(Data items)

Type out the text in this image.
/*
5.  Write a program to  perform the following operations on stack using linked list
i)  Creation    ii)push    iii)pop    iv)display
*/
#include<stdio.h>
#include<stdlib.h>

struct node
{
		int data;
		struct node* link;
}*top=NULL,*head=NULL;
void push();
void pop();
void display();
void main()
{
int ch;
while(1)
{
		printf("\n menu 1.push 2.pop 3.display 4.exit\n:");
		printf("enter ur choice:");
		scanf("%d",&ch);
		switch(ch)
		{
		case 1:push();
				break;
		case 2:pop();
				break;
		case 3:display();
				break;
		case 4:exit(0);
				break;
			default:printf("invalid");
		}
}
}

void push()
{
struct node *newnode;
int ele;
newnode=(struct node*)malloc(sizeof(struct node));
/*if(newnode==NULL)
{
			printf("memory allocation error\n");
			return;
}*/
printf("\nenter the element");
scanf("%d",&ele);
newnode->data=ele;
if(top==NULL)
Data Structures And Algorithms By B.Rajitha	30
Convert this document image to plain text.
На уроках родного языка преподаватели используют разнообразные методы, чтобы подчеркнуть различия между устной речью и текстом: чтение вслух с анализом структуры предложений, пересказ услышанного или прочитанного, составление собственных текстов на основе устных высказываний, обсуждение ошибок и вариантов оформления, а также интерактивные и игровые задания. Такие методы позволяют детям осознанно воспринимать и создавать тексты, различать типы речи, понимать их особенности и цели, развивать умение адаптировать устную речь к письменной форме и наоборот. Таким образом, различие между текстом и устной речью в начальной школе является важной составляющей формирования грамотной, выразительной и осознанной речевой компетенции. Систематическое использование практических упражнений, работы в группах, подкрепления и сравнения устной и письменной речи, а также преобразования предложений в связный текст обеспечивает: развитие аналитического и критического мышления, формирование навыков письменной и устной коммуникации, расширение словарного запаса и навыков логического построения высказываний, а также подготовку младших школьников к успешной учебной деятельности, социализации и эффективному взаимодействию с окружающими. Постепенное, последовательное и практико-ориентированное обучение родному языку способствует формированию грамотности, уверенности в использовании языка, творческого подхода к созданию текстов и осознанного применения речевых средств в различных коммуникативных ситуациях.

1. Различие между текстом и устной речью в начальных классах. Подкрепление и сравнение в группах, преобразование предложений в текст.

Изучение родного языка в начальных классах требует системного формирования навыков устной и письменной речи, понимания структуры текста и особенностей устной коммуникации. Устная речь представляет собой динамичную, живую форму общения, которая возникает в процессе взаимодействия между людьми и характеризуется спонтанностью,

PROBLEM DETAILS: Working from the material above, state how many lines contain "text"; give only the number.

SOLUTION BELOW: 2